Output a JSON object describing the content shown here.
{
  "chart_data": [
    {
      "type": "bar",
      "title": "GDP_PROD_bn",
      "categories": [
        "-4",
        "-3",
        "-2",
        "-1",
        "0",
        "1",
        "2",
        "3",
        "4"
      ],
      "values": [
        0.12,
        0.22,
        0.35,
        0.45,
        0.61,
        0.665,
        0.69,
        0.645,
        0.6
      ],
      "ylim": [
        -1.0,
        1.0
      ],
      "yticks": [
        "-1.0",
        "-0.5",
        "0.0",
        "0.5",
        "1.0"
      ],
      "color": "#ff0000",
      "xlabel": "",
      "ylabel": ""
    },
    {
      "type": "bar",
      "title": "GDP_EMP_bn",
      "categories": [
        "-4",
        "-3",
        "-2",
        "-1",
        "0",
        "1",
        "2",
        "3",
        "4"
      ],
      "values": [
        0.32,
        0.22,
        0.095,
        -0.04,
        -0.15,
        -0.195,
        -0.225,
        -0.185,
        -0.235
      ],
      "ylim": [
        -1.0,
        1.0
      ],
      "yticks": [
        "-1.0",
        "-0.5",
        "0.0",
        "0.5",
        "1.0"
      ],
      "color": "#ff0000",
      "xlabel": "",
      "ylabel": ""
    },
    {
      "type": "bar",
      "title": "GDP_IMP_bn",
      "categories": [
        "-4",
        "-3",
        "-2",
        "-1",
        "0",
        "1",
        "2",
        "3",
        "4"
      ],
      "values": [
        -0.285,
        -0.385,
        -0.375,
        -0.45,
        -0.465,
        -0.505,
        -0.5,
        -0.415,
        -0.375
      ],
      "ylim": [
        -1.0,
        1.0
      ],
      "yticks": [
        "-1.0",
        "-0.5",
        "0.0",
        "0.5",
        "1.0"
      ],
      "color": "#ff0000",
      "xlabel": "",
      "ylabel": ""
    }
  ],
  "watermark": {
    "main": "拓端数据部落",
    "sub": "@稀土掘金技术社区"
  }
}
══════════
= WHAT NEEDS TO BE DONE =
Some lines of the records may hold the word "title". How many do? Answer with a number and nothing else.

= FULL OUTPUT =
3